- _TASK DIRECTIONS_: Copy out each line in the material below that has the word "России".

================

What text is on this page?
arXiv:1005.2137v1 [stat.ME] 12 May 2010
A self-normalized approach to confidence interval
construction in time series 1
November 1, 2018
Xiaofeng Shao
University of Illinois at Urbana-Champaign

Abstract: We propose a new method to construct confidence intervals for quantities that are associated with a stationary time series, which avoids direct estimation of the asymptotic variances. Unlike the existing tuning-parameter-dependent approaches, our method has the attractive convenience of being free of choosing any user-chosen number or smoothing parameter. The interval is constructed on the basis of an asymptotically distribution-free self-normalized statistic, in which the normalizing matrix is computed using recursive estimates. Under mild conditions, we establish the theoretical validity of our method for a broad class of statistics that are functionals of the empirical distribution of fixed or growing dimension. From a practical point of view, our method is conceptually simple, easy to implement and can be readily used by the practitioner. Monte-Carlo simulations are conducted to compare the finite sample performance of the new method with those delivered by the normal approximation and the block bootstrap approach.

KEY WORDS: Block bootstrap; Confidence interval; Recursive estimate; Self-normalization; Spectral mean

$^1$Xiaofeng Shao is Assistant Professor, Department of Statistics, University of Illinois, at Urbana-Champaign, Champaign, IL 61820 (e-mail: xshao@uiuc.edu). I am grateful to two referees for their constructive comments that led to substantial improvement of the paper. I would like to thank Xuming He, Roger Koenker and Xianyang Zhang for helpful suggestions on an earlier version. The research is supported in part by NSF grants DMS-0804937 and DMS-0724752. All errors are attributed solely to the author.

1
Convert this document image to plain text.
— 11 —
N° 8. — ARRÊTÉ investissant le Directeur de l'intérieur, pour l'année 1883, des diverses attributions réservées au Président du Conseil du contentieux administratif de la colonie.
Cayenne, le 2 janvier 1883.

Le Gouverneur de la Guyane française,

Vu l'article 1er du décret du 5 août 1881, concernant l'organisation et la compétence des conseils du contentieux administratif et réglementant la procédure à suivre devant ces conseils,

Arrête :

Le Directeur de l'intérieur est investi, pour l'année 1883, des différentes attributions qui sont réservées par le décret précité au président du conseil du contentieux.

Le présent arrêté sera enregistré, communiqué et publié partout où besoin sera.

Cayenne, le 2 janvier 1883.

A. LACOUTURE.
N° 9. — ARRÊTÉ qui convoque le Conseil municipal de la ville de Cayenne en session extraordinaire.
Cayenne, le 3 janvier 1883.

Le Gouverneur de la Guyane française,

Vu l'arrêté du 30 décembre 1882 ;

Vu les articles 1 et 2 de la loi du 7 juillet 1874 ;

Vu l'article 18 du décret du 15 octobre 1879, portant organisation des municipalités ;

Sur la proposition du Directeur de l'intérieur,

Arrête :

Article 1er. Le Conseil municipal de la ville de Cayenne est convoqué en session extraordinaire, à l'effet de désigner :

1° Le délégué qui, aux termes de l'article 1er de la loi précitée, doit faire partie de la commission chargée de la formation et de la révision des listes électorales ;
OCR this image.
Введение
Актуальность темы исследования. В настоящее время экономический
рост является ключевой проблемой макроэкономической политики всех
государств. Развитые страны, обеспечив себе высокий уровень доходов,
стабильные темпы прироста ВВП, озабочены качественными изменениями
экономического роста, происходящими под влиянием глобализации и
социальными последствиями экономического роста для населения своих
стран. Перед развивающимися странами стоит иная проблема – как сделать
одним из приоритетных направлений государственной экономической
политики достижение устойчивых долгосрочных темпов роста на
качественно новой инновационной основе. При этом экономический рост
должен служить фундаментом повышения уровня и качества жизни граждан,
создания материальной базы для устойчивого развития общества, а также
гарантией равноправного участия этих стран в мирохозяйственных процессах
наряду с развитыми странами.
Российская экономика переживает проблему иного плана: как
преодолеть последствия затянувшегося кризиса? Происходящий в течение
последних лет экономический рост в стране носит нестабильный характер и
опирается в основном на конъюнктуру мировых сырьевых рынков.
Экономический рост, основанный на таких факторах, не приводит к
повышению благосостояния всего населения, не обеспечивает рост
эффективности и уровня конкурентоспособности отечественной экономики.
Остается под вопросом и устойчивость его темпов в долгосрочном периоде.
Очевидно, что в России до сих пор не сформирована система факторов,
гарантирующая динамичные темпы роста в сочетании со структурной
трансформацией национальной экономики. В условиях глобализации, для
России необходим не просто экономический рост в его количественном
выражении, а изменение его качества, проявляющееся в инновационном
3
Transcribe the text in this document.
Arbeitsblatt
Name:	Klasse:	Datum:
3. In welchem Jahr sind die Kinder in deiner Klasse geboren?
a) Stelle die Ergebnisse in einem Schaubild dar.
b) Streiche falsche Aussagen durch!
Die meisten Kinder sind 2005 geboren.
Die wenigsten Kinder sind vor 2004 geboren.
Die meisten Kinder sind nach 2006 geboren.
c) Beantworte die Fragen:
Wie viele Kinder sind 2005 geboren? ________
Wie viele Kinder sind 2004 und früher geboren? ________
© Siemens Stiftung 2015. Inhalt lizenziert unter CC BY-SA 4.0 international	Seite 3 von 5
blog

================

- _EXERCISE SOLUTION_:
Очевидно, что в России до сих пор не сформирована система факторов,
России необходим не просто экономический рост в его количественном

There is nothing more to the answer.